_What the task requires:_ Copy the listing below in full and skip every picture.

_Provided information:_
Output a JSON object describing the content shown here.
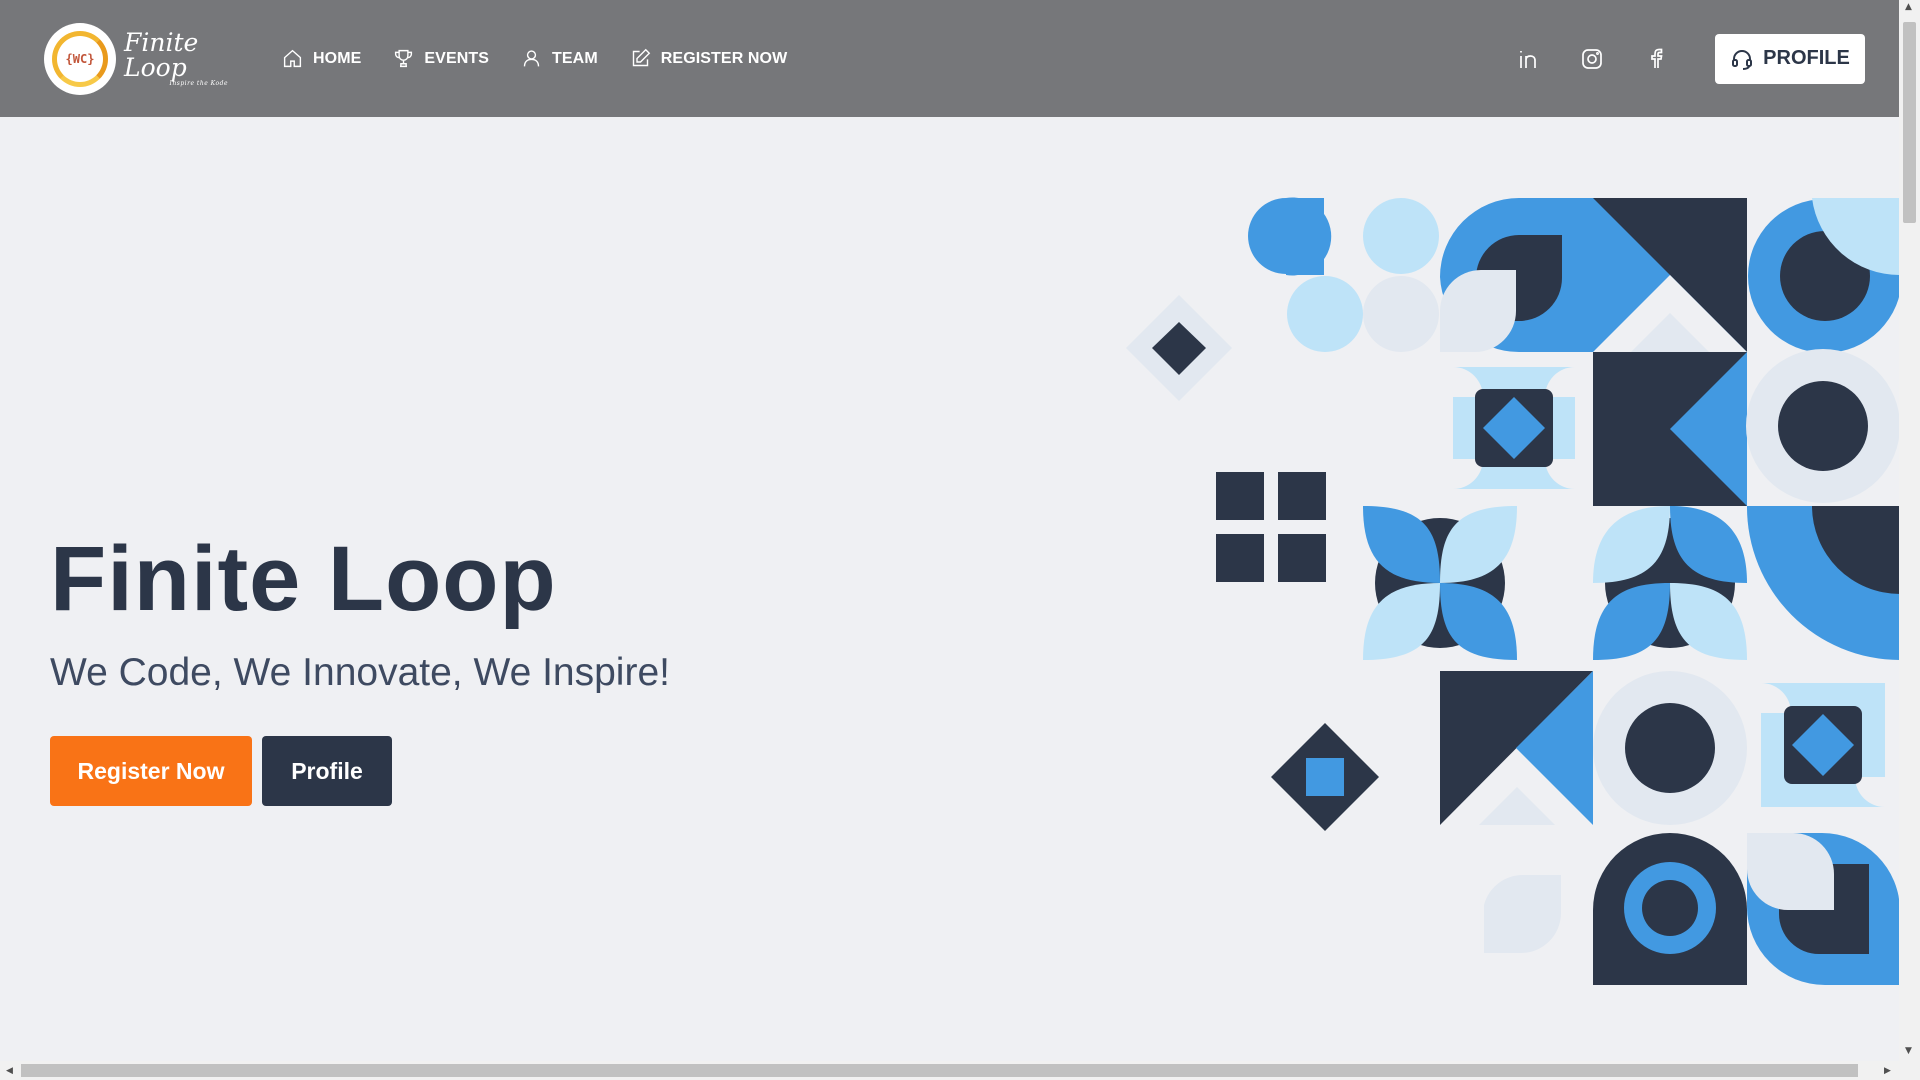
{
  "brand": {
    "logo_text": "Finite Loop",
    "logo_tagline": "Inspire the Kode",
    "logo_badge": "{WC}"
  },
  "nav": {
    "items": [
      {
        "label": "HOME",
        "icon": "home-icon"
      },
      {
        "label": "EVENTS",
        "icon": "trophy-icon"
      },
      {
        "label": "TEAM",
        "icon": "user-icon"
      },
      {
        "label": "REGISTER NOW",
        "icon": "edit-icon"
      }
    ],
    "social": [
      "linkedin-icon",
      "instagram-icon",
      "facebook-icon"
    ],
    "profile_label": "PROFILE",
    "profile_icon": "headset-icon"
  },
  "hero": {
    "title": "Finite Loop",
    "subtitle": "We Code, We Innovate, We Inspire!",
    "primary_button": "Register Now",
    "secondary_button": "Profile"
  },
  "colors": {
    "navbar": "#76777a",
    "background": "#eff0f3",
    "dark_navy": "#2c3648",
    "accent_orange": "#f97316",
    "blue": "#4299e1",
    "light_blue": "#bee3f8",
    "pale": "#e2e8f0"
  }
}
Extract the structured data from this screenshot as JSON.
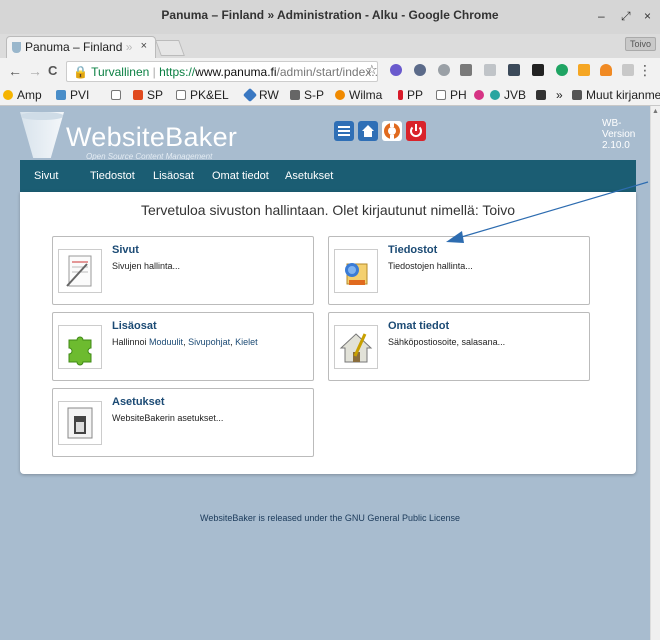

_Answer to this task:_
Output a JSON object describing the content shown here.
{
  "brand": {
    "logo_text": "Finite Loop",
    "logo_tagline": "Inspire the Kode",
    "logo_badge": "{WC}"
  },
  "nav": {
    "items": [
      {
        "label": "HOME",
        "icon": "home-icon"
      },
      {
        "label": "EVENTS",
        "icon": "trophy-icon"
      },
      {
        "label": "TEAM",
        "icon": "user-icon"
      },
      {
        "label": "REGISTER NOW",
        "icon": "edit-icon"
      }
    ],
    "social": [
      "linkedin-icon",
      "instagram-icon",
      "facebook-icon"
    ],
    "profile_label": "PROFILE",
    "profile_icon": "headset-icon"
  },
  "hero": {
    "title": "Finite Loop",
    "subtitle": "We Code, We Innovate, We Inspire!",
    "primary_button": "Register Now",
    "secondary_button": "Profile"
  },
  "colors": {
    "navbar": "#76777a",
    "background": "#eff0f3",
    "dark_navy": "#2c3648",
    "accent_orange": "#f97316",
    "blue": "#4299e1",
    "light_blue": "#bee3f8",
    "pale": "#e2e8f0"
  }
}
Extract the structured data from this screenshot as JSON.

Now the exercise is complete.